- **Supplied material**:
________________________

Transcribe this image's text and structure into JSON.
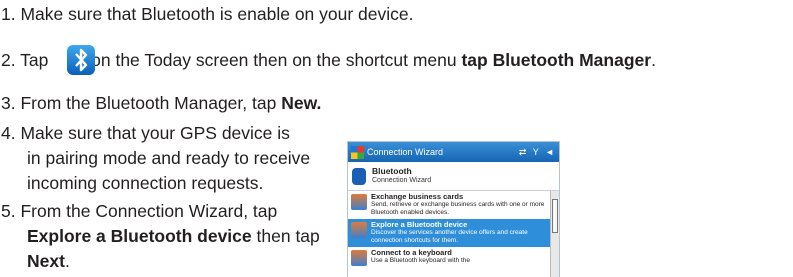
{
  "steps": [
    {
      "num": "1.",
      "text": "Make sure that Bluetooth is enable on your device."
    },
    {
      "num": "2.",
      "pre": "Tap",
      "post": "on the Today screen then on the shortcut menu",
      "bold": "tap Bluetooth Manager",
      "end": "."
    },
    {
      "num": "3.",
      "text": "From the Bluetooth Manager, tap",
      "bold": "New."
    },
    {
      "num": "4.",
      "lines": [
        "Make sure that your GPS device is",
        "in pairing mode and ready to receive",
        "incoming connection requests."
      ]
    },
    {
      "num": "5.",
      "line1": "From the Connection Wizard, tap",
      "bold": "Explore a Bluetooth device",
      "mid": "then tap",
      "bold2": "Next",
      "end": "."
    }
  ],
  "icons": {
    "inline": "bluetooth-icon"
  },
  "pda": {
    "title": "Connection Wizard",
    "status_icons": "⇄ Y ◄",
    "header_title": "Bluetooth",
    "header_sub": "Connection Wizard",
    "items": [
      {
        "title": "Exchange business cards",
        "desc": "Send, retrieve or exchange business cards with one or more Bluetooth enabled devices."
      },
      {
        "title": "Explore a Bluetooth device",
        "desc": "Discover the services another device offers and create connection shortcuts for them."
      },
      {
        "title": "Connect to a keyboard",
        "desc": "Use a Bluetooth keyboard with the"
      }
    ],
    "selected_index": 1
  }
}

________________________

- **Your goal**: Images should not appear in the copy; retype the listing above exactly.

- **Completed task**:
Transcribe this image's text and structure into JSON.
{
  "steps": [
    {
      "num": "1.",
      "text": "Make sure that Bluetooth is enable on your device."
    },
    {
      "num": "2.",
      "pre": "Tap",
      "post": "on the Today screen then on the shortcut menu",
      "bold": "tap Bluetooth Manager",
      "end": "."
    },
    {
      "num": "3.",
      "text": "From the Bluetooth Manager, tap",
      "bold": "New."
    },
    {
      "num": "4.",
      "lines": [
        "Make sure that your GPS device is",
        "in pairing mode and ready to receive",
        "incoming connection requests."
      ]
    },
    {
      "num": "5.",
      "line1": "From the Connection Wizard, tap",
      "bold": "Explore a Bluetooth device",
      "mid": "then tap",
      "bold2": "Next",
      "end": "."
    }
  ],
  "icons": {
    "inline": "bluetooth-icon"
  },
  "pda": {
    "title": "Connection Wizard",
    "status_icons": "⇄ Y ◄",
    "header_title": "Bluetooth",
    "header_sub": "Connection Wizard",
    "items": [
      {
        "title": "Exchange business cards",
        "desc": "Send, retrieve or exchange business cards with one or more Bluetooth enabled devices."
      },
      {
        "title": "Explore a Bluetooth device",
        "desc": "Discover the services another device offers and create connection shortcuts for them."
      },
      {
        "title": "Connect to a keyboard",
        "desc": "Use a Bluetooth keyboard with the"
      }
    ],
    "selected_index": 1
  }
}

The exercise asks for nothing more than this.